Data in this exercise:
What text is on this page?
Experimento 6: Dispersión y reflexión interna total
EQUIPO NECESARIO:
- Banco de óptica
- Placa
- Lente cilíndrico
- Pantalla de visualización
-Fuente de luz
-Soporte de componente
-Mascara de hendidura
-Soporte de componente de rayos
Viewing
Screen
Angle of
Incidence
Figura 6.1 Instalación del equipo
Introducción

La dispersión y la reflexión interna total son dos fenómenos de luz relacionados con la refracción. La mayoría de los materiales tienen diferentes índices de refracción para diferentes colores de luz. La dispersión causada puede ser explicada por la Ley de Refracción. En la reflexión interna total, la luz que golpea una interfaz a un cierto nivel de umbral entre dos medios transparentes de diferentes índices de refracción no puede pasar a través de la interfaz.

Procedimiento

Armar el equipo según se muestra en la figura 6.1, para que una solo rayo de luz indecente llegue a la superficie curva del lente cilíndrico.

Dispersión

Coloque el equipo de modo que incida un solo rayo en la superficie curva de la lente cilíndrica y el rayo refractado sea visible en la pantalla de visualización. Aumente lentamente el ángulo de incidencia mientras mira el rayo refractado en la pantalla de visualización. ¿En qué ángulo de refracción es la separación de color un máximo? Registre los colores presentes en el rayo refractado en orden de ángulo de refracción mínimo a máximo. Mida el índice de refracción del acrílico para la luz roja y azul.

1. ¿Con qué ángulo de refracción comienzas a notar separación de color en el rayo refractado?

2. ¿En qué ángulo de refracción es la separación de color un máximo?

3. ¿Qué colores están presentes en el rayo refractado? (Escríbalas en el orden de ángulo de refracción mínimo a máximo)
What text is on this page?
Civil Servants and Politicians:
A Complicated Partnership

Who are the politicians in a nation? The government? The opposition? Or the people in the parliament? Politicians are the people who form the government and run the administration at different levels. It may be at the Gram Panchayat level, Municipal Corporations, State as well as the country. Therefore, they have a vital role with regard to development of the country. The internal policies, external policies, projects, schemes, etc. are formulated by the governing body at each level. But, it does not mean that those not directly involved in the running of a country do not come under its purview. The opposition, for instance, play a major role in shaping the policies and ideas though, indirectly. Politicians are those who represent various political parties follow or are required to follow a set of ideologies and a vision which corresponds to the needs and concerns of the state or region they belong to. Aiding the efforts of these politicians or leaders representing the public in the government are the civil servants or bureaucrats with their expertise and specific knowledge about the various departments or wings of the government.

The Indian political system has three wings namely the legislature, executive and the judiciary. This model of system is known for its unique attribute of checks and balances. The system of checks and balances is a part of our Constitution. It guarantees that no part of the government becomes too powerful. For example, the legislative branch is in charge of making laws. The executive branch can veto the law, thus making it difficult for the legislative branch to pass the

Goal: Find every line with "mínimo" in the listing and state how many there are, nothing else.

Exercise result: 2